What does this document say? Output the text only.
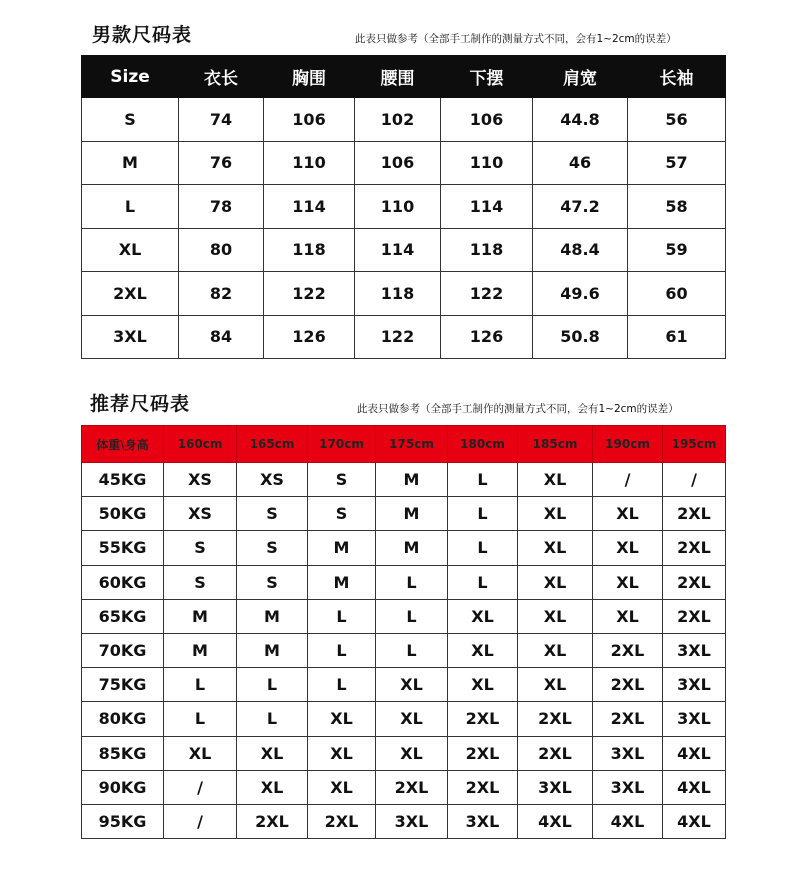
男款尺码表	此表只做参考（全部手工制作的测量方式不同，会有1~2cm的误差）
Size	衣长	胸围	腰围	下摆	肩宽	长袖
S	74	106	102	106	44.8	56
M	76	110	106	110	46	57
L	78	114	110	114	47.2	58
XL	80	118	114	118	48.4	59
2XL	82	122	118	122	49.6	60
3XL	84	126	122	126	50.8	61
推荐尺码表	此表只做参考（全部手工制作的测量方式不同，会有1~2cm的误差）
体重\身高	160cm	165cm	170cm	175cm	180cm	185cm	190cm	195cm
45KG	XS	XS	S	M	L	XL	/	/
50KG	XS	S	S	M	L	XL	XL	2XL
55KG	S	S	M	M	L	XL	XL	2XL
60KG	S	S	M	L	L	XL	XL	2XL
65KG	M	M	L	L	XL	XL	XL	2XL
70KG	M	M	L	L	XL	XL	2XL	3XL
75KG	L	L	L	XL	XL	XL	2XL	3XL
80KG	L	L	XL	XL	2XL	2XL	2XL	3XL
85KG	XL	XL	XL	XL	2XL	2XL	3XL	4XL
90KG	/	XL	XL	2XL	2XL	3XL	3XL	4XL
95KG	/	2XL	2XL	3XL	3XL	4XL	4XL	4XL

◆ PROBLEM STATEMENT: Transcribe all of the entries word for word, but skip any pictures they contain.

◆ WRITTEN ANSWER:
What does this document say? Output the text only.
男款尺码表	此表只做参考（全部手工制作的测量方式不同，会有1~2cm的误差）
Size	衣长	胸围	腰围	下摆	肩宽	长袖
S	74	106	102	106	44.8	56
M	76	110	106	110	46	57
L	78	114	110	114	47.2	58
XL	80	118	114	118	48.4	59
2XL	82	122	118	122	49.6	60
3XL	84	126	122	126	50.8	61
推荐尺码表	此表只做参考（全部手工制作的测量方式不同，会有1~2cm的误差）
体重\身高	160cm	165cm	170cm	175cm	180cm	185cm	190cm	195cm
45KG	XS	XS	S	M	L	XL	/	/
50KG	XS	S	S	M	L	XL	XL	2XL
55KG	S	S	M	M	L	XL	XL	2XL
60KG	S	S	M	L	L	XL	XL	2XL
65KG	M	M	L	L	XL	XL	XL	2XL
70KG	M	M	L	L	XL	XL	2XL	3XL
75KG	L	L	L	XL	XL	XL	2XL	3XL
80KG	L	L	XL	XL	2XL	2XL	2XL	3XL
85KG	XL	XL	XL	XL	2XL	2XL	3XL	4XL
90KG	/	XL	XL	2XL	2XL	3XL	3XL	4XL
95KG	/	2XL	2XL	3XL	3XL	4XL	4XL	4XL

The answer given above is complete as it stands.